## What this task involves
Reproduce the listing below without any change.

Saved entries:
********************
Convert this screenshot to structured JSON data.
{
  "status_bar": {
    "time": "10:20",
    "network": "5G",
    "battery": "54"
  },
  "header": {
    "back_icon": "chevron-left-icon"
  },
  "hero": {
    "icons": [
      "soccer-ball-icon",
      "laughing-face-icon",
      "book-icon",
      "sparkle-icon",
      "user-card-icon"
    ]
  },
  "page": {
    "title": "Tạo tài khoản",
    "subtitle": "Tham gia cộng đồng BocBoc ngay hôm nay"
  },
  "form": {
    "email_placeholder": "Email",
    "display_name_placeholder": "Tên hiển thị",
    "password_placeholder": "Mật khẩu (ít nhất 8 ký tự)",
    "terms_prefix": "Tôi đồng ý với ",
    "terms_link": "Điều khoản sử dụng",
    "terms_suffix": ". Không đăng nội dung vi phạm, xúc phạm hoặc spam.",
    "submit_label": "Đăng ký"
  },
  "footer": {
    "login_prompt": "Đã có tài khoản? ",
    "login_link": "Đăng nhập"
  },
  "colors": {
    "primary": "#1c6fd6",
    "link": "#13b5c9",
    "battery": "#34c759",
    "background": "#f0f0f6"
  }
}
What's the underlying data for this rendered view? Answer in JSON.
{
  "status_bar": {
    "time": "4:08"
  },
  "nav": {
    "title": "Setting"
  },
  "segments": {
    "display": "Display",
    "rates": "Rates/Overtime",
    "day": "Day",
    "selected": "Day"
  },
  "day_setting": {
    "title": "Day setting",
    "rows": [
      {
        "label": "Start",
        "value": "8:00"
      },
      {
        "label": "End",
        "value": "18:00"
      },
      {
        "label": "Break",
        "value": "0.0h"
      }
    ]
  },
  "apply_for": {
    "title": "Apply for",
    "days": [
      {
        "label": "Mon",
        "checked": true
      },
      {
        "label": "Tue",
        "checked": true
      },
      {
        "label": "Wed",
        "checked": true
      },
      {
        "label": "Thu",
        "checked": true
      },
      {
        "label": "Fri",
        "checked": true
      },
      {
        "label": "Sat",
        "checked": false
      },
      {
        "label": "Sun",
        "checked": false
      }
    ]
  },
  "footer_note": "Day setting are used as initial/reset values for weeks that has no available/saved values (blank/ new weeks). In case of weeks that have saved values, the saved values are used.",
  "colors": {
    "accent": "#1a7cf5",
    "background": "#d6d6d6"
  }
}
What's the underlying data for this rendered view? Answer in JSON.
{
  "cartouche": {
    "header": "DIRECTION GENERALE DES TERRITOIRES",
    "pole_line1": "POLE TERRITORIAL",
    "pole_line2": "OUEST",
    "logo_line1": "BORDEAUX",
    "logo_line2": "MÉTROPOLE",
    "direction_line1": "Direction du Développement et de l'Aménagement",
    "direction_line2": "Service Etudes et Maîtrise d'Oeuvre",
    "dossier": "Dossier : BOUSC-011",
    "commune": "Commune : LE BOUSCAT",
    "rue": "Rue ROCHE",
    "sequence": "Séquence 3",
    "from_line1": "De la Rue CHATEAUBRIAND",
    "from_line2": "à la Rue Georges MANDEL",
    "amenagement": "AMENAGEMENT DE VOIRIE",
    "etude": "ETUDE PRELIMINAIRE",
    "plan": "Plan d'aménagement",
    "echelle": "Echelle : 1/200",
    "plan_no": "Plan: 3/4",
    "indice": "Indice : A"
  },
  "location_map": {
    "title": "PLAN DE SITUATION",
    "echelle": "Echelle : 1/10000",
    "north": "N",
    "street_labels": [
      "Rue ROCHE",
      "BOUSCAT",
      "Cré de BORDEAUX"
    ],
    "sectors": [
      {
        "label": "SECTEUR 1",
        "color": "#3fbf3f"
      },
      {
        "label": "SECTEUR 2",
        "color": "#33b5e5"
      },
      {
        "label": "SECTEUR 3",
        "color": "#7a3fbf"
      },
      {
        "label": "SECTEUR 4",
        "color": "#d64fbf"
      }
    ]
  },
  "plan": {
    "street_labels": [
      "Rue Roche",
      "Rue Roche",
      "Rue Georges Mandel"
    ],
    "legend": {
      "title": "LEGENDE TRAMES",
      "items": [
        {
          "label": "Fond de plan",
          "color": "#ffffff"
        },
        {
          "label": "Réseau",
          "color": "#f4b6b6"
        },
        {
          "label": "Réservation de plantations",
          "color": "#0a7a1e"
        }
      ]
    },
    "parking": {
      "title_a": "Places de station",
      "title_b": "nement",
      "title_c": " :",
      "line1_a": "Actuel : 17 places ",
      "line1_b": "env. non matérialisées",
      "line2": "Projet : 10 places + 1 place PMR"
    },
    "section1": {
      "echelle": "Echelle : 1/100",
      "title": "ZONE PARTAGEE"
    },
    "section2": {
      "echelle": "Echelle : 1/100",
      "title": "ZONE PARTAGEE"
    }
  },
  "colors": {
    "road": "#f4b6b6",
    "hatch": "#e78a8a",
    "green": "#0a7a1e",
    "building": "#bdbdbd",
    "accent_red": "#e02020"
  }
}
********************
## Output below
Convert this screenshot to structured JSON data.
{
  "status_bar": {
    "time": "10:20",
    "network": "5G",
    "battery": "54"
  },
  "header": {
    "back_icon": "chevron-left-icon"
  },
  "hero": {
    "icons": [
      "soccer-ball-icon",
      "laughing-face-icon",
      "book-icon",
      "sparkle-icon",
      "user-card-icon"
    ]
  },
  "page": {
    "title": "Tạo tài khoản",
    "subtitle": "Tham gia cộng đồng BocBoc ngay hôm nay"
  },
  "form": {
    "email_placeholder": "Email",
    "display_name_placeholder": "Tên hiển thị",
    "password_placeholder": "Mật khẩu (ít nhất 8 ký tự)",
    "terms_prefix": "Tôi đồng ý với ",
    "terms_link": "Điều khoản sử dụng",
    "terms_suffix": ". Không đăng nội dung vi phạm, xúc phạm hoặc spam.",
    "submit_label": "Đăng ký"
  },
  "footer": {
    "login_prompt": "Đã có tài khoản? ",
    "login_link": "Đăng nhập"
  },
  "colors": {
    "primary": "#1c6fd6",
    "link": "#13b5c9",
    "battery": "#34c759",
    "background": "#f0f0f6"
  }
}
What's the underlying data for this rendered view? Answer in JSON.
{
  "status_bar": {
    "time": "4:08"
  },
  "nav": {
    "title": "Setting"
  },
  "segments": {
    "display": "Display",
    "rates": "Rates/Overtime",
    "day": "Day",
    "selected": "Day"
  },
  "day_setting": {
    "title": "Day setting",
    "rows": [
      {
        "label": "Start",
        "value": "8:00"
      },
      {
        "label": "End",
        "value": "18:00"
      },
      {
        "label": "Break",
        "value": "0.0h"
      }
    ]
  },
  "apply_for": {
    "title": "Apply for",
    "days": [
      {
        "label": "Mon",
        "checked": true
      },
      {
        "label": "Tue",
        "checked": true
      },
      {
        "label": "Wed",
        "checked": true
      },
      {
        "label": "Thu",
        "checked": true
      },
      {
        "label": "Fri",
        "checked": true
      },
      {
        "label": "Sat",
        "checked": false
      },
      {
        "label": "Sun",
        "checked": false
      }
    ]
  },
  "footer_note": "Day setting are used as initial/reset values for weeks that has no available/saved values (blank/ new weeks). In case of weeks that have saved values, the saved values are used.",
  "colors": {
    "accent": "#1a7cf5",
    "background": "#d6d6d6"
  }
}
What's the underlying data for this rendered view? Answer in JSON.
{
  "cartouche": {
    "header": "DIRECTION GENERALE DES TERRITOIRES",
    "pole_line1": "POLE TERRITORIAL",
    "pole_line2": "OUEST",
    "logo_line1": "BORDEAUX",
    "logo_line2": "MÉTROPOLE",
    "direction_line1": "Direction du Développement et de l'Aménagement",
    "direction_line2": "Service Etudes et Maîtrise d'Oeuvre",
    "dossier": "Dossier : BOUSC-011",
    "commune": "Commune : LE BOUSCAT",
    "rue": "Rue ROCHE",
    "sequence": "Séquence 3",
    "from_line1": "De la Rue CHATEAUBRIAND",
    "from_line2": "à la Rue Georges MANDEL",
    "amenagement": "AMENAGEMENT DE VOIRIE",
    "etude": "ETUDE PRELIMINAIRE",
    "plan": "Plan d'aménagement",
    "echelle": "Echelle : 1/200",
    "plan_no": "Plan: 3/4",
    "indice": "Indice : A"
  },
  "location_map": {
    "title": "PLAN DE SITUATION",
    "echelle": "Echelle : 1/10000",
    "north": "N",
    "street_labels": [
      "Rue ROCHE",
      "BOUSCAT",
      "Cré de BORDEAUX"
    ],
    "sectors": [
      {
        "label": "SECTEUR 1",
        "color": "#3fbf3f"
      },
      {
        "label": "SECTEUR 2",
        "color": "#33b5e5"
      },
      {
        "label": "SECTEUR 3",
        "color": "#7a3fbf"
      },
      {
        "label": "SECTEUR 4",
        "color": "#d64fbf"
      }
    ]
  },
  "plan": {
    "street_labels": [
      "Rue Roche",
      "Rue Roche",
      "Rue Georges Mandel"
    ],
    "legend": {
      "title": "LEGENDE TRAMES",
      "items": [
        {
          "label": "Fond de plan",
          "color": "#ffffff"
        },
        {
          "label": "Réseau",
          "color": "#f4b6b6"
        },
        {
          "label": "Réservation de plantations",
          "color": "#0a7a1e"
        }
      ]
    },
    "parking": {
      "title_a": "Places de station",
      "title_b": "nement",
      "title_c": " :",
      "line1_a": "Actuel : 17 places ",
      "line1_b": "env. non matérialisées",
      "line2": "Projet : 10 places + 1 place PMR"
    },
    "section1": {
      "echelle": "Echelle : 1/100",
      "title": "ZONE PARTAGEE"
    },
    "section2": {
      "echelle": "Echelle : 1/100",
      "title": "ZONE PARTAGEE"
    }
  },
  "colors": {
    "road": "#f4b6b6",
    "hatch": "#e78a8a",
    "green": "#0a7a1e",
    "building": "#bdbdbd",
    "accent_red": "#e02020"
  }
}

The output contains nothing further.